Request: Reproduce this listing in full.
^^^^^^^^
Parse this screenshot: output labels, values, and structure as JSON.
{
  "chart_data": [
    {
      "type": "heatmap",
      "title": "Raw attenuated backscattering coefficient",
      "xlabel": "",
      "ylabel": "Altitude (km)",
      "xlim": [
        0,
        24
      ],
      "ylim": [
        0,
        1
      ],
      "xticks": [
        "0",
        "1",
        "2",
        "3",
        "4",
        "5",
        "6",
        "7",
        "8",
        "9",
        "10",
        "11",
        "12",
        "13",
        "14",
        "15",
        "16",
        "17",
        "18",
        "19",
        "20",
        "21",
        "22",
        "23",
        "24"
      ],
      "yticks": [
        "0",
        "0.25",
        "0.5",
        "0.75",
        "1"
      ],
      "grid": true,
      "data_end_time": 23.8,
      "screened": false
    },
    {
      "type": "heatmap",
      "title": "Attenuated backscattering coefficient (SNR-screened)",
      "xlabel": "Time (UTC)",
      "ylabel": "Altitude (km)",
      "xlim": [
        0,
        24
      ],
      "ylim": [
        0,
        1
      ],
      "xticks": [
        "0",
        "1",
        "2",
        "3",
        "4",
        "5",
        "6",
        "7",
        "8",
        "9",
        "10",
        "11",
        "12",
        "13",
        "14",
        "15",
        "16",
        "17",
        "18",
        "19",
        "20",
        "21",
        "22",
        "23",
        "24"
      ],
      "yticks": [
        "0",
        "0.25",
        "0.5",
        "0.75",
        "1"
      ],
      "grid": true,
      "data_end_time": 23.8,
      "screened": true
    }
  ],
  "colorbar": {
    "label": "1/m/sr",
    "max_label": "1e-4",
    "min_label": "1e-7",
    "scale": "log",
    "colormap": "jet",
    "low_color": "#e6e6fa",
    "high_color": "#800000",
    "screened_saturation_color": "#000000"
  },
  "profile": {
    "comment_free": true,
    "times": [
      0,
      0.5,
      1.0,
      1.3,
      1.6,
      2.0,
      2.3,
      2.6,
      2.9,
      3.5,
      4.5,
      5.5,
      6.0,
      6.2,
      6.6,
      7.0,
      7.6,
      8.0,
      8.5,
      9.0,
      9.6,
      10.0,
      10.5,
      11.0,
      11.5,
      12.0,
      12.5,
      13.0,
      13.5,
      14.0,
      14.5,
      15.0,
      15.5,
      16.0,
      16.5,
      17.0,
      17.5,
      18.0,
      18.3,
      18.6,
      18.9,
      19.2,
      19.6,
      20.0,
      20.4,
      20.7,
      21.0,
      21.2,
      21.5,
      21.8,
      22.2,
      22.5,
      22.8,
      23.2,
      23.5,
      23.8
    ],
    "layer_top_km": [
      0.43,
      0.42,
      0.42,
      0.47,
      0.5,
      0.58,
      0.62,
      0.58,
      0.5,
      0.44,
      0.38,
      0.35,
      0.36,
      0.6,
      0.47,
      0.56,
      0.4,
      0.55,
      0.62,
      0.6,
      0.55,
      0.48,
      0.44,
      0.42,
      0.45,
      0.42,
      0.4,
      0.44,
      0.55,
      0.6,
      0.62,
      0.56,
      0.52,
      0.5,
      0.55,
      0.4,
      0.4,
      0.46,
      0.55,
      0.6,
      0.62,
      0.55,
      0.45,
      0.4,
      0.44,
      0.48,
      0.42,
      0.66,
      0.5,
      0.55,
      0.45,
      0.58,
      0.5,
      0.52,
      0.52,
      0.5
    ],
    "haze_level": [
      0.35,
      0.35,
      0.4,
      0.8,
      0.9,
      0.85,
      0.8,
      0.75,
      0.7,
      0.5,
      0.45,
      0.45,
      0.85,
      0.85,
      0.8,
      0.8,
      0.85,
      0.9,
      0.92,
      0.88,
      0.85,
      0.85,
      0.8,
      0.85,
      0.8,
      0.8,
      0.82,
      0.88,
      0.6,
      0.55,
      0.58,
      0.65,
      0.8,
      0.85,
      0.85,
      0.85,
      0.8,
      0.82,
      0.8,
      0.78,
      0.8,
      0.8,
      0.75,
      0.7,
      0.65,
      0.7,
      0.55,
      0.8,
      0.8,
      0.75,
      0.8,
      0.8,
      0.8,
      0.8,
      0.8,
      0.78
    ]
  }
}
^^^^^^^^
Response:
Parse this screenshot: output labels, values, and structure as JSON.
{
  "chart_data": [
    {
      "type": "heatmap",
      "title": "Raw attenuated backscattering coefficient",
      "xlabel": "",
      "ylabel": "Altitude (km)",
      "xlim": [
        0,
        24
      ],
      "ylim": [
        0,
        1
      ],
      "xticks": [
        "0",
        "1",
        "2",
        "3",
        "4",
        "5",
        "6",
        "7",
        "8",
        "9",
        "10",
        "11",
        "12",
        "13",
        "14",
        "15",
        "16",
        "17",
        "18",
        "19",
        "20",
        "21",
        "22",
        "23",
        "24"
      ],
      "yticks": [
        "0",
        "0.25",
        "0.5",
        "0.75",
        "1"
      ],
      "grid": true,
      "data_end_time": 23.8,
      "screened": false
    },
    {
      "type": "heatmap",
      "title": "Attenuated backscattering coefficient (SNR-screened)",
      "xlabel": "Time (UTC)",
      "ylabel": "Altitude (km)",
      "xlim": [
        0,
        24
      ],
      "ylim": [
        0,
        1
      ],
      "xticks": [
        "0",
        "1",
        "2",
        "3",
        "4",
        "5",
        "6",
        "7",
        "8",
        "9",
        "10",
        "11",
        "12",
        "13",
        "14",
        "15",
        "16",
        "17",
        "18",
        "19",
        "20",
        "21",
        "22",
        "23",
        "24"
      ],
      "yticks": [
        "0",
        "0.25",
        "0.5",
        "0.75",
        "1"
      ],
      "grid": true,
      "data_end_time": 23.8,
      "screened": true
    }
  ],
  "colorbar": {
    "label": "1/m/sr",
    "max_label": "1e-4",
    "min_label": "1e-7",
    "scale": "log",
    "colormap": "jet",
    "low_color": "#e6e6fa",
    "high_color": "#800000",
    "screened_saturation_color": "#000000"
  },
  "profile": {
    "comment_free": true,
    "times": [
      0,
      0.5,
      1.0,
      1.3,
      1.6,
      2.0,
      2.3,
      2.6,
      2.9,
      3.5,
      4.5,
      5.5,
      6.0,
      6.2,
      6.6,
      7.0,
      7.6,
      8.0,
      8.5,
      9.0,
      9.6,
      10.0,
      10.5,
      11.0,
      11.5,
      12.0,
      12.5,
      13.0,
      13.5,
      14.0,
      14.5,
      15.0,
      15.5,
      16.0,
      16.5,
      17.0,
      17.5,
      18.0,
      18.3,
      18.6,
      18.9,
      19.2,
      19.6,
      20.0,
      20.4,
      20.7,
      21.0,
      21.2,
      21.5,
      21.8,
      22.2,
      22.5,
      22.8,
      23.2,
      23.5,
      23.8
    ],
    "layer_top_km": [
      0.43,
      0.42,
      0.42,
      0.47,
      0.5,
      0.58,
      0.62,
      0.58,
      0.5,
      0.44,
      0.38,
      0.35,
      0.36,
      0.6,
      0.47,
      0.56,
      0.4,
      0.55,
      0.62,
      0.6,
      0.55,
      0.48,
      0.44,
      0.42,
      0.45,
      0.42,
      0.4,
      0.44,
      0.55,
      0.6,
      0.62,
      0.56,
      0.52,
      0.5,
      0.55,
      0.4,
      0.4,
      0.46,
      0.55,
      0.6,
      0.62,
      0.55,
      0.45,
      0.4,
      0.44,
      0.48,
      0.42,
      0.66,
      0.5,
      0.55,
      0.45,
      0.58,
      0.5,
      0.52,
      0.52,
      0.5
    ],
    "haze_level": [
      0.35,
      0.35,
      0.4,
      0.8,
      0.9,
      0.85,
      0.8,
      0.75,
      0.7,
      0.5,
      0.45,
      0.45,
      0.85,
      0.85,
      0.8,
      0.8,
      0.85,
      0.9,
      0.92,
      0.88,
      0.85,
      0.85,
      0.8,
      0.85,
      0.8,
      0.8,
      0.82,
      0.88,
      0.6,
      0.55,
      0.58,
      0.65,
      0.8,
      0.85,
      0.85,
      0.85,
      0.8,
      0.82,
      0.8,
      0.78,
      0.8,
      0.8,
      0.75,
      0.7,
      0.65,
      0.7,
      0.55,
      0.8,
      0.8,
      0.75,
      0.8,
      0.8,
      0.8,
      0.8,
      0.8,
      0.78
    ]
  }
}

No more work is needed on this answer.